Objective
Please output every line of the material as it stands, without the pictures.

Provided data
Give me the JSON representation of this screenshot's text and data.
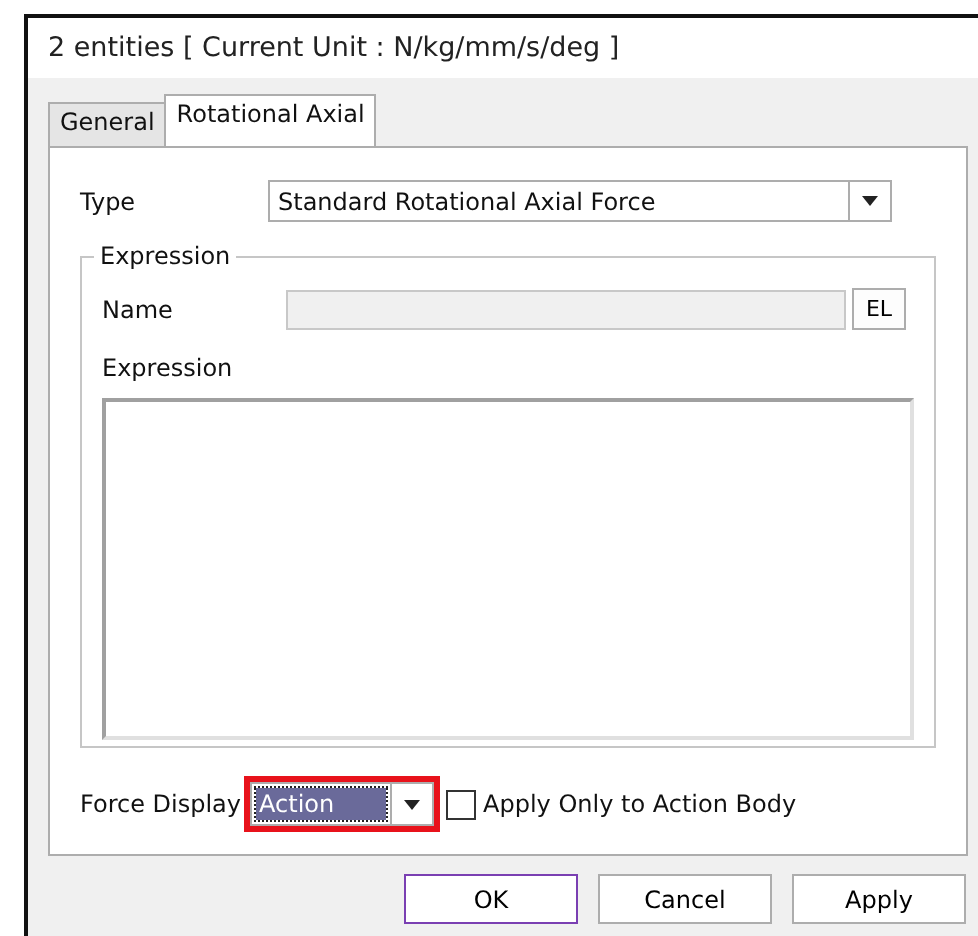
{
  "window": {
    "title": "2 entities [ Current Unit : N/kg/mm/s/deg ]"
  },
  "tabs": [
    {
      "label": "General",
      "selected": false
    },
    {
      "label": "Rotational Axial",
      "selected": true
    }
  ],
  "type_field": {
    "label": "Type",
    "value": "Standard Rotational Axial Force"
  },
  "expression_group": {
    "title": "Expression",
    "name_label": "Name",
    "name_value_disabled": true,
    "el_button": "EL",
    "expression_label": "Expression"
  },
  "force_display": {
    "label": "Force Display",
    "value": "Action",
    "highlighted": true
  },
  "apply_only_checkbox": {
    "label": "Apply Only to Action Body",
    "checked": false
  },
  "buttons": [
    {
      "label": "OK",
      "default": true
    },
    {
      "label": "Cancel",
      "default": false
    },
    {
      "label": "Apply",
      "default": false
    }
  ]
}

Correct output
Give me the JSON representation of this screenshot's text and data.
{
  "window": {
    "title": "2 entities [ Current Unit : N/kg/mm/s/deg ]"
  },
  "tabs": [
    {
      "label": "General",
      "selected": false
    },
    {
      "label": "Rotational Axial",
      "selected": true
    }
  ],
  "type_field": {
    "label": "Type",
    "value": "Standard Rotational Axial Force"
  },
  "expression_group": {
    "title": "Expression",
    "name_label": "Name",
    "name_value_disabled": true,
    "el_button": "EL",
    "expression_label": "Expression"
  },
  "force_display": {
    "label": "Force Display",
    "value": "Action",
    "highlighted": true
  },
  "apply_only_checkbox": {
    "label": "Apply Only to Action Body",
    "checked": false
  },
  "buttons": [
    {
      "label": "OK",
      "default": true
    },
    {
      "label": "Cancel",
      "default": false
    },
    {
      "label": "Apply",
      "default": false
    }
  ]
}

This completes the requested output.